-------- Records supplied

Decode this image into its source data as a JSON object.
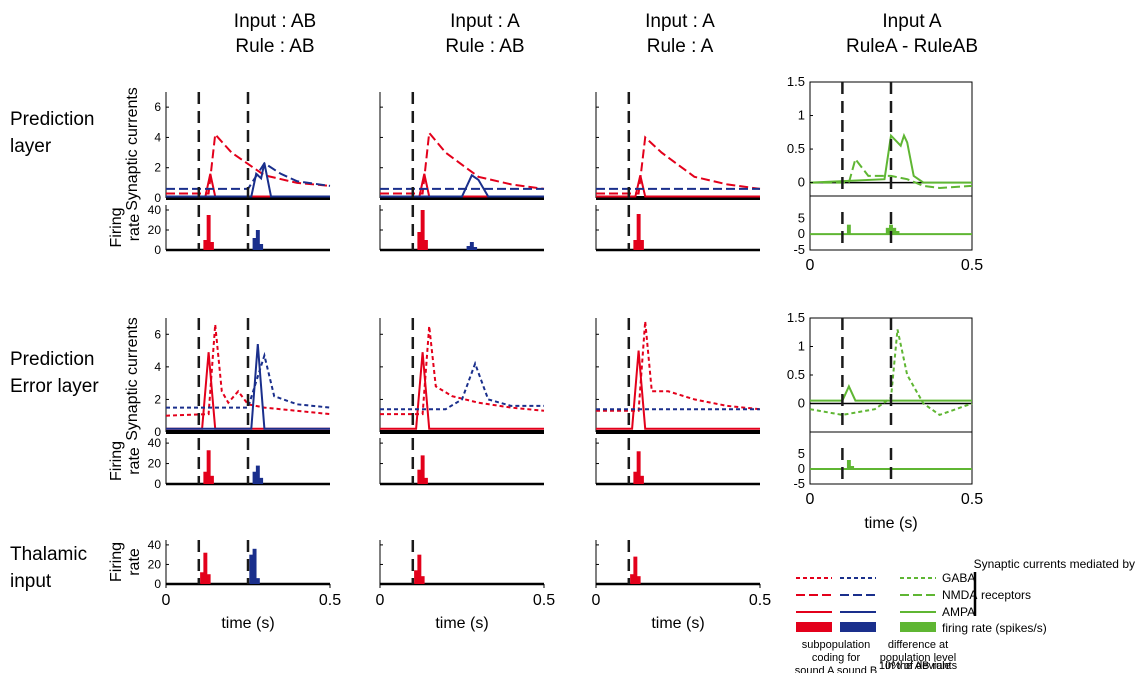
{
  "colors": {
    "red": "#e3001b",
    "blue": "#1a2f8c",
    "green": "#5fb633",
    "dashline": "#1a1a1a",
    "axis": "#000000"
  },
  "column_titles": [
    {
      "line1": "Input : AB",
      "line2": "Rule : AB"
    },
    {
      "line1": "Input : A",
      "line2": "Rule : AB"
    },
    {
      "line1": "Input : A",
      "line2": "Rule : A"
    },
    {
      "line1": "Input A",
      "line2": "RuleA - RuleAB"
    }
  ],
  "row_titles": [
    {
      "line1": "Prediction",
      "line2": "layer"
    },
    {
      "line1": "Prediction",
      "line2": "Error layer"
    },
    {
      "line1": "Thalamic",
      "line2": "input"
    }
  ],
  "axis_labels": {
    "synaptic_currents": "Synaptic currents",
    "firing_line1": "Firing",
    "firing_line2": "rate",
    "time": "time (s)"
  },
  "tick_labels": {
    "syn_y": [
      "0",
      "2",
      "4",
      "6"
    ],
    "rate_y": [
      "0",
      "20",
      "40"
    ],
    "x": [
      "0",
      "0.5"
    ],
    "diff_syn_top": [
      "0",
      "0.5",
      "1",
      "1.5"
    ],
    "diff_syn_mid": [
      "0",
      "0.5",
      "1",
      "1.5"
    ],
    "diff_rate": [
      "-5",
      "0",
      "5"
    ]
  },
  "legend": {
    "header": "Synaptic currents mediated by",
    "gaba": "GABA",
    "nmda": "NMDA",
    "ampa": "AMPA",
    "receptors": "receptors",
    "firing": "firing rate (spikes/s)",
    "subpop_lines": [
      "subpopulation",
      "coding for",
      "sound A sound B"
    ],
    "diff_lines": [
      "difference at",
      "population level",
      "10% of deviants",
      "in the AB rule"
    ]
  },
  "chart_data": [
    {
      "type": "line",
      "panel": "Prediction layer, Input AB / Rule AB",
      "x_range": [
        0,
        0.5
      ],
      "ylim_synaptic": [
        0,
        7
      ],
      "ylim_rate": [
        0,
        45
      ],
      "event_times": [
        0.1,
        0.25
      ],
      "series": [
        {
          "name": "subpopulation coding for sound A, NMDA",
          "x": [
            0,
            0.13,
            0.15,
            0.2,
            0.3,
            0.4,
            0.5
          ],
          "values": [
            0.3,
            0.3,
            4.2,
            3.0,
            1.5,
            1.0,
            0.8
          ]
        },
        {
          "name": "subpopulation coding for sound A, AMPA",
          "x": [
            0,
            0.12,
            0.135,
            0.15,
            0.5
          ],
          "values": [
            0.1,
            0.1,
            1.6,
            0.1,
            0.1
          ]
        },
        {
          "name": "subpopulation coding for sound B, NMDA",
          "x": [
            0,
            0.25,
            0.3,
            0.35,
            0.4,
            0.5
          ],
          "values": [
            0.6,
            0.6,
            2.3,
            1.6,
            1.1,
            0.8
          ]
        },
        {
          "name": "subpopulation coding for sound B, AMPA",
          "x": [
            0,
            0.26,
            0.275,
            0.29,
            0.3,
            0.32,
            0.5
          ],
          "values": [
            0.1,
            0.1,
            1.6,
            1.3,
            2.3,
            0.1,
            0.1
          ]
        },
        {
          "name": "firing rate sound A",
          "x": [
            0.12,
            0.13,
            0.14
          ],
          "values": [
            10,
            35,
            8
          ]
        },
        {
          "name": "firing rate sound B",
          "x": [
            0.27,
            0.28,
            0.29
          ],
          "values": [
            12,
            20,
            6
          ]
        }
      ]
    },
    {
      "type": "line",
      "panel": "Prediction layer, Input A / Rule AB",
      "x_range": [
        0,
        0.5
      ],
      "ylim_synaptic": [
        0,
        7
      ],
      "ylim_rate": [
        0,
        45
      ],
      "event_times": [
        0.1
      ],
      "series": [
        {
          "name": "subpopulation coding for sound A, NMDA",
          "x": [
            0,
            0.13,
            0.15,
            0.2,
            0.3,
            0.4,
            0.5
          ],
          "values": [
            0.3,
            0.3,
            4.3,
            3.0,
            1.4,
            0.9,
            0.6
          ]
        },
        {
          "name": "subpopulation coding for sound A, AMPA",
          "x": [
            0,
            0.12,
            0.135,
            0.15,
            0.5
          ],
          "values": [
            0.1,
            0.1,
            1.6,
            0.1,
            0.1
          ]
        },
        {
          "name": "subpopulation coding for sound B, NMDA",
          "x": [
            0,
            0.5
          ],
          "values": [
            0.6,
            0.6
          ]
        },
        {
          "name": "subpopulation coding for sound B, AMPA",
          "x": [
            0,
            0.25,
            0.28,
            0.3,
            0.33,
            0.5
          ],
          "values": [
            0.1,
            0.1,
            1.5,
            1.2,
            0.1,
            0.1
          ]
        },
        {
          "name": "firing rate sound A",
          "x": [
            0.12,
            0.13,
            0.14
          ],
          "values": [
            18,
            40,
            10
          ]
        },
        {
          "name": "firing rate sound B",
          "x": [
            0.27,
            0.28,
            0.29
          ],
          "values": [
            4,
            8,
            3
          ]
        }
      ]
    },
    {
      "type": "line",
      "panel": "Prediction layer, Input A / Rule A",
      "x_range": [
        0,
        0.5
      ],
      "ylim_synaptic": [
        0,
        7
      ],
      "ylim_rate": [
        0,
        45
      ],
      "event_times": [
        0.1
      ],
      "series": [
        {
          "name": "subpopulation coding for sound A, NMDA",
          "x": [
            0,
            0.13,
            0.15,
            0.2,
            0.3,
            0.4,
            0.5
          ],
          "values": [
            0.3,
            0.3,
            4.0,
            3.0,
            1.4,
            0.9,
            0.6
          ]
        },
        {
          "name": "subpopulation coding for sound A, AMPA",
          "x": [
            0,
            0.12,
            0.135,
            0.15,
            0.5
          ],
          "values": [
            0.1,
            0.1,
            1.5,
            0.1,
            0.1
          ]
        },
        {
          "name": "subpopulation coding for sound B, NMDA",
          "x": [
            0,
            0.5
          ],
          "values": [
            0.6,
            0.6
          ]
        },
        {
          "name": "firing rate sound A",
          "x": [
            0.12,
            0.13,
            0.14
          ],
          "values": [
            10,
            36,
            10
          ]
        }
      ]
    },
    {
      "type": "line",
      "panel": "Prediction layer, Input A RuleA - RuleAB",
      "x_range": [
        0,
        0.5
      ],
      "ylim_synaptic": [
        -0.2,
        1.5
      ],
      "ylim_rate": [
        -5,
        7
      ],
      "event_times": [
        0.1,
        0.25
      ],
      "series": [
        {
          "name": "difference NMDA",
          "x": [
            0,
            0.12,
            0.14,
            0.18,
            0.25,
            0.3,
            0.35,
            0.4,
            0.5
          ],
          "values": [
            0,
            0,
            0.35,
            0.1,
            0.1,
            0.05,
            -0.05,
            -0.08,
            -0.05
          ]
        },
        {
          "name": "difference AMPA",
          "x": [
            0,
            0.23,
            0.25,
            0.28,
            0.29,
            0.3,
            0.32,
            0.35,
            0.5
          ],
          "values": [
            0,
            0.05,
            0.7,
            0.55,
            0.7,
            0.6,
            0.1,
            0,
            0
          ]
        },
        {
          "name": "difference firing rate",
          "x": [
            0.12,
            0.24,
            0.25,
            0.26,
            0.27
          ],
          "values": [
            3,
            2,
            3,
            2,
            1
          ]
        }
      ]
    },
    {
      "type": "line",
      "panel": "Prediction Error layer, Input AB / Rule AB",
      "x_range": [
        0,
        0.5
      ],
      "ylim_synaptic": [
        0,
        7
      ],
      "ylim_rate": [
        0,
        45
      ],
      "event_times": [
        0.1,
        0.25
      ],
      "series": [
        {
          "name": "subpopulation coding for sound A, GABA",
          "x": [
            0,
            0.13,
            0.15,
            0.17,
            0.19,
            0.22,
            0.25,
            0.3,
            0.5
          ],
          "values": [
            1.0,
            1.1,
            6.6,
            2.5,
            1.8,
            2.5,
            1.7,
            1.5,
            1.1
          ]
        },
        {
          "name": "subpopulation coding for sound A, AMPA",
          "x": [
            0,
            0.11,
            0.13,
            0.15,
            0.5
          ],
          "values": [
            0.2,
            0.2,
            4.9,
            0.2,
            0.2
          ]
        },
        {
          "name": "subpopulation coding for sound B, GABA",
          "x": [
            0,
            0.25,
            0.3,
            0.33,
            0.4,
            0.5
          ],
          "values": [
            1.5,
            1.5,
            4.7,
            2.2,
            1.7,
            1.5
          ]
        },
        {
          "name": "subpopulation coding for sound B, AMPA",
          "x": [
            0,
            0.26,
            0.28,
            0.3,
            0.5
          ],
          "values": [
            0.2,
            0.2,
            5.4,
            0.2,
            0.2
          ]
        },
        {
          "name": "firing rate sound A",
          "x": [
            0.12,
            0.13,
            0.14
          ],
          "values": [
            12,
            33,
            8
          ]
        },
        {
          "name": "firing rate sound B",
          "x": [
            0.27,
            0.28,
            0.29
          ],
          "values": [
            12,
            18,
            6
          ]
        }
      ]
    },
    {
      "type": "line",
      "panel": "Prediction Error layer, Input A / Rule AB",
      "x_range": [
        0,
        0.5
      ],
      "ylim_synaptic": [
        0,
        7
      ],
      "ylim_rate": [
        0,
        45
      ],
      "event_times": [
        0.1
      ],
      "series": [
        {
          "name": "subpopulation coding for sound A, GABA",
          "x": [
            0,
            0.13,
            0.15,
            0.17,
            0.22,
            0.3,
            0.4,
            0.5
          ],
          "values": [
            1.1,
            1.1,
            6.5,
            2.8,
            2.2,
            1.8,
            1.5,
            1.3
          ]
        },
        {
          "name": "subpopulation coding for sound A, AMPA",
          "x": [
            0,
            0.11,
            0.13,
            0.15,
            0.5
          ],
          "values": [
            0.2,
            0.2,
            4.9,
            0.2,
            0.2
          ]
        },
        {
          "name": "subpopulation coding for sound B, GABA",
          "x": [
            0,
            0.2,
            0.25,
            0.29,
            0.33,
            0.4,
            0.5
          ],
          "values": [
            1.4,
            1.4,
            2.0,
            4.2,
            2.0,
            1.6,
            1.6
          ]
        },
        {
          "name": "firing rate sound A",
          "x": [
            0.12,
            0.13,
            0.14
          ],
          "values": [
            14,
            28,
            6
          ]
        }
      ]
    },
    {
      "type": "line",
      "panel": "Prediction Error layer, Input A / Rule A",
      "x_range": [
        0,
        0.5
      ],
      "ylim_synaptic": [
        0,
        7
      ],
      "ylim_rate": [
        0,
        45
      ],
      "event_times": [
        0.1
      ],
      "series": [
        {
          "name": "subpopulation coding for sound A, GABA",
          "x": [
            0,
            0.13,
            0.15,
            0.17,
            0.22,
            0.3,
            0.4,
            0.5
          ],
          "values": [
            1.3,
            1.3,
            6.8,
            2.5,
            2.5,
            2.0,
            1.6,
            1.4
          ]
        },
        {
          "name": "subpopulation coding for sound A, AMPA",
          "x": [
            0,
            0.11,
            0.13,
            0.15,
            0.5
          ],
          "values": [
            0.2,
            0.2,
            5.0,
            0.2,
            0.2
          ]
        },
        {
          "name": "subpopulation coding for sound B, GABA",
          "x": [
            0,
            0.5
          ],
          "values": [
            1.4,
            1.4
          ]
        },
        {
          "name": "firing rate sound A",
          "x": [
            0.12,
            0.13,
            0.14
          ],
          "values": [
            12,
            32,
            8
          ]
        }
      ]
    },
    {
      "type": "line",
      "panel": "Prediction Error layer, Input A RuleA - RuleAB",
      "x_range": [
        0,
        0.5
      ],
      "ylim_synaptic": [
        -0.5,
        1.5
      ],
      "ylim_rate": [
        -5,
        7
      ],
      "event_times": [
        0.1,
        0.25
      ],
      "series": [
        {
          "name": "difference GABA",
          "x": [
            0,
            0.1,
            0.2,
            0.25,
            0.27,
            0.3,
            0.35,
            0.4,
            0.45,
            0.5
          ],
          "values": [
            -0.1,
            -0.2,
            -0.1,
            0.1,
            1.3,
            0.5,
            0,
            -0.2,
            -0.1,
            0
          ]
        },
        {
          "name": "difference AMPA",
          "x": [
            0,
            0.1,
            0.12,
            0.14,
            0.5
          ],
          "values": [
            0.05,
            0.05,
            0.3,
            0.05,
            0.05
          ]
        },
        {
          "name": "difference firing rate",
          "x": [
            0.12,
            0.13
          ],
          "values": [
            3,
            1
          ]
        }
      ]
    },
    {
      "type": "bar",
      "panel": "Thalamic input, Input AB / Rule AB",
      "x_range": [
        0,
        0.5
      ],
      "ylim": [
        0,
        45
      ],
      "event_times": [
        0.1,
        0.25
      ],
      "series": [
        {
          "name": "firing rate sound A",
          "x": [
            0.11,
            0.12,
            0.13
          ],
          "values": [
            12,
            32,
            10
          ]
        },
        {
          "name": "firing rate sound B",
          "x": [
            0.26,
            0.27,
            0.28
          ],
          "values": [
            30,
            36,
            6
          ]
        }
      ]
    },
    {
      "type": "bar",
      "panel": "Thalamic input, Input A / Rule AB",
      "x_range": [
        0,
        0.5
      ],
      "ylim": [
        0,
        45
      ],
      "event_times": [
        0.1
      ],
      "series": [
        {
          "name": "firing rate sound A",
          "x": [
            0.11,
            0.12,
            0.13
          ],
          "values": [
            14,
            30,
            8
          ]
        }
      ]
    },
    {
      "type": "bar",
      "panel": "Thalamic input, Input A / Rule A",
      "x_range": [
        0,
        0.5
      ],
      "ylim": [
        0,
        45
      ],
      "event_times": [
        0.1
      ],
      "series": [
        {
          "name": "firing rate sound A",
          "x": [
            0.11,
            0.12,
            0.13
          ],
          "values": [
            10,
            28,
            8
          ]
        }
      ]
    }
  ]
}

----------------

* **Aim**:
Looking at the listing above, count the lines that contain "panel" and give nothing but the number.

* **Exercise response**:
11